WRITTEN REQUEST: Each entry must be given again exactly; images do not belong in the copy.

--

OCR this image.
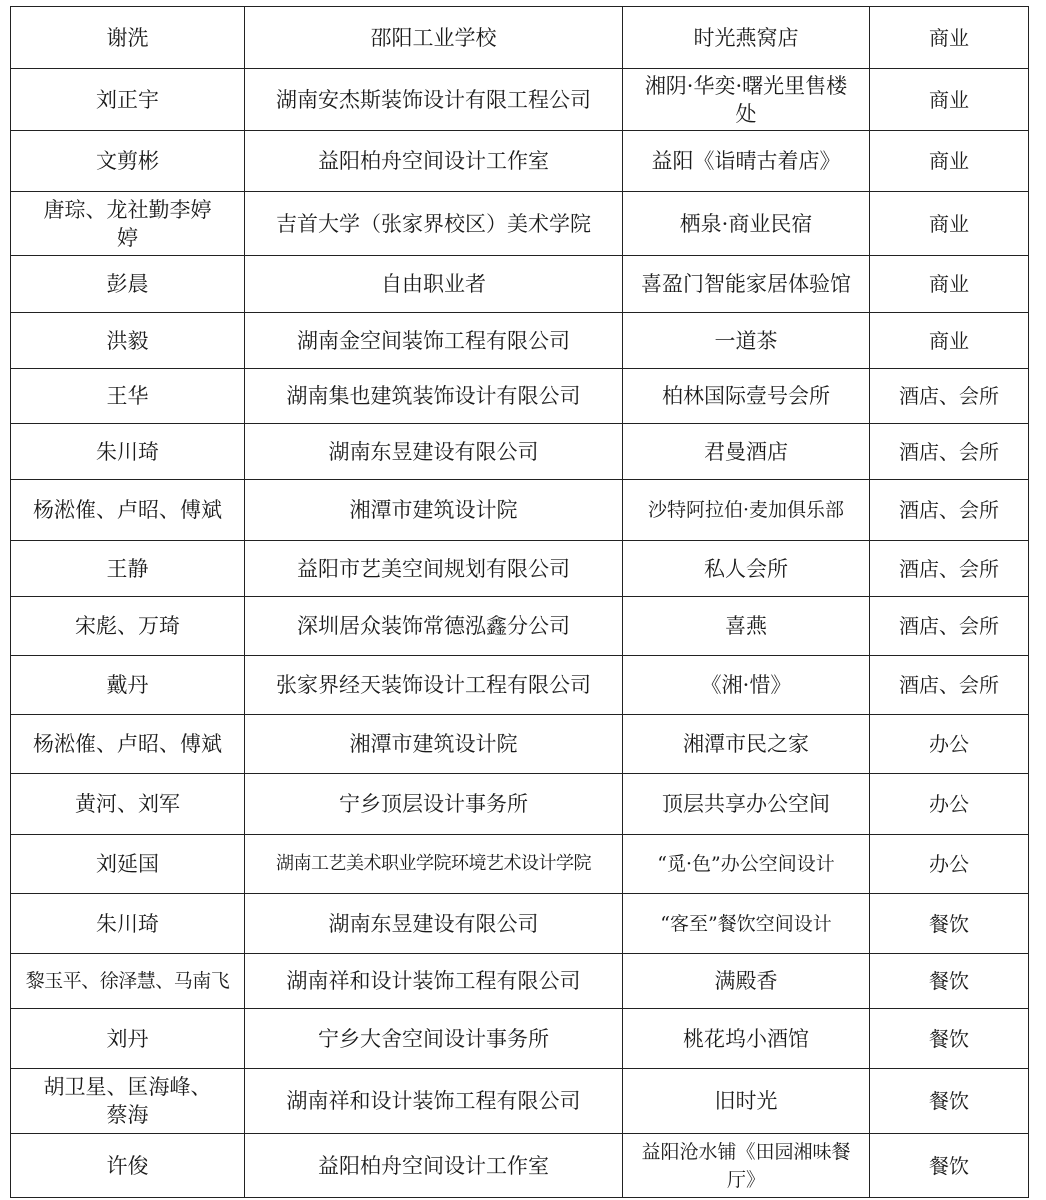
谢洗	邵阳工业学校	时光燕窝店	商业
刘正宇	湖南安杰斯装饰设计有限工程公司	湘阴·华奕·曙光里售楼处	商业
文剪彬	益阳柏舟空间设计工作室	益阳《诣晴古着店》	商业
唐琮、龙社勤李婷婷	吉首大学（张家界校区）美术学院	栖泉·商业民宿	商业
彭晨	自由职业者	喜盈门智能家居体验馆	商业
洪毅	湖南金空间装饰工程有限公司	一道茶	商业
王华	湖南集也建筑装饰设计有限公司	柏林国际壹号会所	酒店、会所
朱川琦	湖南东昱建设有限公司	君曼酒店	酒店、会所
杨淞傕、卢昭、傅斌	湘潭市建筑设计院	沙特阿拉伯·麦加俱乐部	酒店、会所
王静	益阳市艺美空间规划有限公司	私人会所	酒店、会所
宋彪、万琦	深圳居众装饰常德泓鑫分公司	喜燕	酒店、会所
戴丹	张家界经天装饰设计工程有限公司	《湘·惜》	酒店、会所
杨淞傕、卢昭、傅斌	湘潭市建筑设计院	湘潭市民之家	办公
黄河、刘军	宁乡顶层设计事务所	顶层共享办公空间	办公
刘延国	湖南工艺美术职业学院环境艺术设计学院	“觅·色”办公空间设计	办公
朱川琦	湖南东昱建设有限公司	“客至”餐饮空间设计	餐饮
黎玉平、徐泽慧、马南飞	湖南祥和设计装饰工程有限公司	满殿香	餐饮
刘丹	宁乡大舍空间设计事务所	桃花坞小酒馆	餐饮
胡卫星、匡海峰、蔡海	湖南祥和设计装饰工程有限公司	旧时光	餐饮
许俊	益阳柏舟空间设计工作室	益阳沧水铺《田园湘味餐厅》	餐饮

--

RESULT BELOW:
OCR this image.
谢洗	邵阳工业学校	时光燕窝店	商业
刘正宇	湖南安杰斯装饰设计有限工程公司	湘阴·华奕·曙光里售楼处	商业
文剪彬	益阳柏舟空间设计工作室	益阳《诣晴古着店》	商业
唐琮、龙社勤李婷婷	吉首大学（张家界校区）美术学院	栖泉·商业民宿	商业
彭晨	自由职业者	喜盈门智能家居体验馆	商业
洪毅	湖南金空间装饰工程有限公司	一道茶	商业
王华	湖南集也建筑装饰设计有限公司	柏林国际壹号会所	酒店、会所
朱川琦	湖南东昱建设有限公司	君曼酒店	酒店、会所
杨淞傕、卢昭、傅斌	湘潭市建筑设计院	沙特阿拉伯·麦加俱乐部	酒店、会所
王静	益阳市艺美空间规划有限公司	私人会所	酒店、会所
宋彪、万琦	深圳居众装饰常德泓鑫分公司	喜燕	酒店、会所
戴丹	张家界经天装饰设计工程有限公司	《湘·惜》	酒店、会所
杨淞傕、卢昭、傅斌	湘潭市建筑设计院	湘潭市民之家	办公
黄河、刘军	宁乡顶层设计事务所	顶层共享办公空间	办公
刘延国	湖南工艺美术职业学院环境艺术设计学院	“觅·色”办公空间设计	办公
朱川琦	湖南东昱建设有限公司	“客至”餐饮空间设计	餐饮
黎玉平、徐泽慧、马南飞	湖南祥和设计装饰工程有限公司	满殿香	餐饮
刘丹	宁乡大舍空间设计事务所	桃花坞小酒馆	餐饮
胡卫星、匡海峰、蔡海	湖南祥和设计装饰工程有限公司	旧时光	餐饮
许俊	益阳柏舟空间设计工作室	益阳沧水铺《田园湘味餐厅》	餐饮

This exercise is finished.